**DIRECTIONS**.
Your task is to print all of the data word for word.

(Dataset records)
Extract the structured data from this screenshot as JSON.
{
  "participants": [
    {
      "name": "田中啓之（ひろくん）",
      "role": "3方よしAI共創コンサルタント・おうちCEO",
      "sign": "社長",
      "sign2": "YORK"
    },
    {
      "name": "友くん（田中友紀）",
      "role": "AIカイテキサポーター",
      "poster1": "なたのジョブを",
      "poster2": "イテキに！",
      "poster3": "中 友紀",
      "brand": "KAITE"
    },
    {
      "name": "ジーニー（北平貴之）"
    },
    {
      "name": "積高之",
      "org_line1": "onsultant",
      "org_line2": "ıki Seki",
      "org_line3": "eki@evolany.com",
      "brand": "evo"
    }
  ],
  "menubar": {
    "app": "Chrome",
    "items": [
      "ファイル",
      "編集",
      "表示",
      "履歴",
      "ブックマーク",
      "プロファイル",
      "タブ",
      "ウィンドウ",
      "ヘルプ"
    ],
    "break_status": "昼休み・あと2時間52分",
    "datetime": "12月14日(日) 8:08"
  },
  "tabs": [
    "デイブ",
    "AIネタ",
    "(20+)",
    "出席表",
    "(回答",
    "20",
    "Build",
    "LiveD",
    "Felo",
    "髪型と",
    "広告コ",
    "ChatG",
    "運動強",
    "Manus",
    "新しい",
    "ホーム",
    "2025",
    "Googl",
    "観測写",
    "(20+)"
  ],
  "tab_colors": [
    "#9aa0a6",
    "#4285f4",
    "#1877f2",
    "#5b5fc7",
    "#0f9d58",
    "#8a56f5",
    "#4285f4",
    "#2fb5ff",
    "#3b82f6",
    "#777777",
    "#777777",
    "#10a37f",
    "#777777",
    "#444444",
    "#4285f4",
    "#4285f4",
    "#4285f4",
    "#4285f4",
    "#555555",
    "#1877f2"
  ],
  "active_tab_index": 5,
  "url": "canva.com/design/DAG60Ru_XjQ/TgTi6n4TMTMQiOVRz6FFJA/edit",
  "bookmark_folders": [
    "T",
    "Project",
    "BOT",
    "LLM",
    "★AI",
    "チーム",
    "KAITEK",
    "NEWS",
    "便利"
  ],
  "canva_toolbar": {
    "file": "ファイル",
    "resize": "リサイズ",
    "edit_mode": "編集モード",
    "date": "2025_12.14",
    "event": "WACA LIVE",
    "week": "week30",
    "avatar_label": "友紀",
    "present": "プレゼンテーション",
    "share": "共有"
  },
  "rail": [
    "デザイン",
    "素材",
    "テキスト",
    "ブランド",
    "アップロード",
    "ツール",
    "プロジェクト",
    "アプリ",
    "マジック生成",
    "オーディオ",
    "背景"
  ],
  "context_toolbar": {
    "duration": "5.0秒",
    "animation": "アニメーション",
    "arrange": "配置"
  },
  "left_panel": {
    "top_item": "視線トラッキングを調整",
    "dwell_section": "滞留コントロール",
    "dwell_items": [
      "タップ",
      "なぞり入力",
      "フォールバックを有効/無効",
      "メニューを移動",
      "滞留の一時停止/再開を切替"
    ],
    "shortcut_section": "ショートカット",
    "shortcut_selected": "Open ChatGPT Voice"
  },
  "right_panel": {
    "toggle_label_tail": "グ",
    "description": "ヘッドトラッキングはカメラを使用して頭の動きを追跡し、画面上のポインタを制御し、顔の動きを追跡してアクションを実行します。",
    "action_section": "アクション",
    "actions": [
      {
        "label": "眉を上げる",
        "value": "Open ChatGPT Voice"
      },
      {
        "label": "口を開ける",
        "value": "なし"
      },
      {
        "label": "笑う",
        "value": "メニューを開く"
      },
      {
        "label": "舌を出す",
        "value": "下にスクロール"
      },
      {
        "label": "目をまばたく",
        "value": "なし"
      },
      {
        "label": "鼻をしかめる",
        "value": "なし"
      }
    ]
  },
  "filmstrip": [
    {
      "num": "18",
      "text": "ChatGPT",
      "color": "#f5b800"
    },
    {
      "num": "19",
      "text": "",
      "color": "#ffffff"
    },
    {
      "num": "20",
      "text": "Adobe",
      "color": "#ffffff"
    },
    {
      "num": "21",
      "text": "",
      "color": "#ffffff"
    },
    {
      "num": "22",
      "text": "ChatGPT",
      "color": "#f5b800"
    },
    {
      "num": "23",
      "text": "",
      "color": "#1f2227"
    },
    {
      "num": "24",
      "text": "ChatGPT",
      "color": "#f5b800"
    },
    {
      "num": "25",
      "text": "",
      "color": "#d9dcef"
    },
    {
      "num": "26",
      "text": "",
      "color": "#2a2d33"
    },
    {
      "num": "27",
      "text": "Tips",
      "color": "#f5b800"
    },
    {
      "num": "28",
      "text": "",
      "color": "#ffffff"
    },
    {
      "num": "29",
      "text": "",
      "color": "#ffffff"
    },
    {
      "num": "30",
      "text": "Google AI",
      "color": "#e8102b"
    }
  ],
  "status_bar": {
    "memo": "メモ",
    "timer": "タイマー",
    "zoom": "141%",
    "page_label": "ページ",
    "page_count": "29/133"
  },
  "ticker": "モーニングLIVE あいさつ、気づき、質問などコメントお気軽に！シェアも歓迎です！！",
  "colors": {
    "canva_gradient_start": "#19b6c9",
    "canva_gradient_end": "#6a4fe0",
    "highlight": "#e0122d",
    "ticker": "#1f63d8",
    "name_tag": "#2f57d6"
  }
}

**RESULT OF THIS EXERCISE**.
Extract the structured data from this screenshot as JSON.
{
  "participants": [
    {
      "name": "田中啓之（ひろくん）",
      "role": "3方よしAI共創コンサルタント・おうちCEO",
      "sign": "社長",
      "sign2": "YORK"
    },
    {
      "name": "友くん（田中友紀）",
      "role": "AIカイテキサポーター",
      "poster1": "なたのジョブを",
      "poster2": "イテキに！",
      "poster3": "中 友紀",
      "brand": "KAITE"
    },
    {
      "name": "ジーニー（北平貴之）"
    },
    {
      "name": "積高之",
      "org_line1": "onsultant",
      "org_line2": "ıki Seki",
      "org_line3": "eki@evolany.com",
      "brand": "evo"
    }
  ],
  "menubar": {
    "app": "Chrome",
    "items": [
      "ファイル",
      "編集",
      "表示",
      "履歴",
      "ブックマーク",
      "プロファイル",
      "タブ",
      "ウィンドウ",
      "ヘルプ"
    ],
    "break_status": "昼休み・あと2時間52分",
    "datetime": "12月14日(日) 8:08"
  },
  "tabs": [
    "デイブ",
    "AIネタ",
    "(20+)",
    "出席表",
    "(回答",
    "20",
    "Build",
    "LiveD",
    "Felo",
    "髪型と",
    "広告コ",
    "ChatG",
    "運動強",
    "Manus",
    "新しい",
    "ホーム",
    "2025",
    "Googl",
    "観測写",
    "(20+)"
  ],
  "tab_colors": [
    "#9aa0a6",
    "#4285f4",
    "#1877f2",
    "#5b5fc7",
    "#0f9d58",
    "#8a56f5",
    "#4285f4",
    "#2fb5ff",
    "#3b82f6",
    "#777777",
    "#777777",
    "#10a37f",
    "#777777",
    "#444444",
    "#4285f4",
    "#4285f4",
    "#4285f4",
    "#4285f4",
    "#555555",
    "#1877f2"
  ],
  "active_tab_index": 5,
  "url": "canva.com/design/DAG60Ru_XjQ/TgTi6n4TMTMQiOVRz6FFJA/edit",
  "bookmark_folders": [
    "T",
    "Project",
    "BOT",
    "LLM",
    "★AI",
    "チーム",
    "KAITEK",
    "NEWS",
    "便利"
  ],
  "canva_toolbar": {
    "file": "ファイル",
    "resize": "リサイズ",
    "edit_mode": "編集モード",
    "date": "2025_12.14",
    "event": "WACA LIVE",
    "week": "week30",
    "avatar_label": "友紀",
    "present": "プレゼンテーション",
    "share": "共有"
  },
  "rail": [
    "デザイン",
    "素材",
    "テキスト",
    "ブランド",
    "アップロード",
    "ツール",
    "プロジェクト",
    "アプリ",
    "マジック生成",
    "オーディオ",
    "背景"
  ],
  "context_toolbar": {
    "duration": "5.0秒",
    "animation": "アニメーション",
    "arrange": "配置"
  },
  "left_panel": {
    "top_item": "視線トラッキングを調整",
    "dwell_section": "滞留コントロール",
    "dwell_items": [
      "タップ",
      "なぞり入力",
      "フォールバックを有効/無効",
      "メニューを移動",
      "滞留の一時停止/再開を切替"
    ],
    "shortcut_section": "ショートカット",
    "shortcut_selected": "Open ChatGPT Voice"
  },
  "right_panel": {
    "toggle_label_tail": "グ",
    "description": "ヘッドトラッキングはカメラを使用して頭の動きを追跡し、画面上のポインタを制御し、顔の動きを追跡してアクションを実行します。",
    "action_section": "アクション",
    "actions": [
      {
        "label": "眉を上げる",
        "value": "Open ChatGPT Voice"
      },
      {
        "label": "口を開ける",
        "value": "なし"
      },
      {
        "label": "笑う",
        "value": "メニューを開く"
      },
      {
        "label": "舌を出す",
        "value": "下にスクロール"
      },
      {
        "label": "目をまばたく",
        "value": "なし"
      },
      {
        "label": "鼻をしかめる",
        "value": "なし"
      }
    ]
  },
  "filmstrip": [
    {
      "num": "18",
      "text": "ChatGPT",
      "color": "#f5b800"
    },
    {
      "num": "19",
      "text": "",
      "color": "#ffffff"
    },
    {
      "num": "20",
      "text": "Adobe",
      "color": "#ffffff"
    },
    {
      "num": "21",
      "text": "",
      "color": "#ffffff"
    },
    {
      "num": "22",
      "text": "ChatGPT",
      "color": "#f5b800"
    },
    {
      "num": "23",
      "text": "",
      "color": "#1f2227"
    },
    {
      "num": "24",
      "text": "ChatGPT",
      "color": "#f5b800"
    },
    {
      "num": "25",
      "text": "",
      "color": "#d9dcef"
    },
    {
      "num": "26",
      "text": "",
      "color": "#2a2d33"
    },
    {
      "num": "27",
      "text": "Tips",
      "color": "#f5b800"
    },
    {
      "num": "28",
      "text": "",
      "color": "#ffffff"
    },
    {
      "num": "29",
      "text": "",
      "color": "#ffffff"
    },
    {
      "num": "30",
      "text": "Google AI",
      "color": "#e8102b"
    }
  ],
  "status_bar": {
    "memo": "メモ",
    "timer": "タイマー",
    "zoom": "141%",
    "page_label": "ページ",
    "page_count": "29/133"
  },
  "ticker": "モーニングLIVE あいさつ、気づき、質問などコメントお気軽に！シェアも歓迎です！！",
  "colors": {
    "canva_gradient_start": "#19b6c9",
    "canva_gradient_end": "#6a4fe0",
    "highlight": "#e0122d",
    "ticker": "#1f63d8",
    "name_tag": "#2f57d6"
  }
}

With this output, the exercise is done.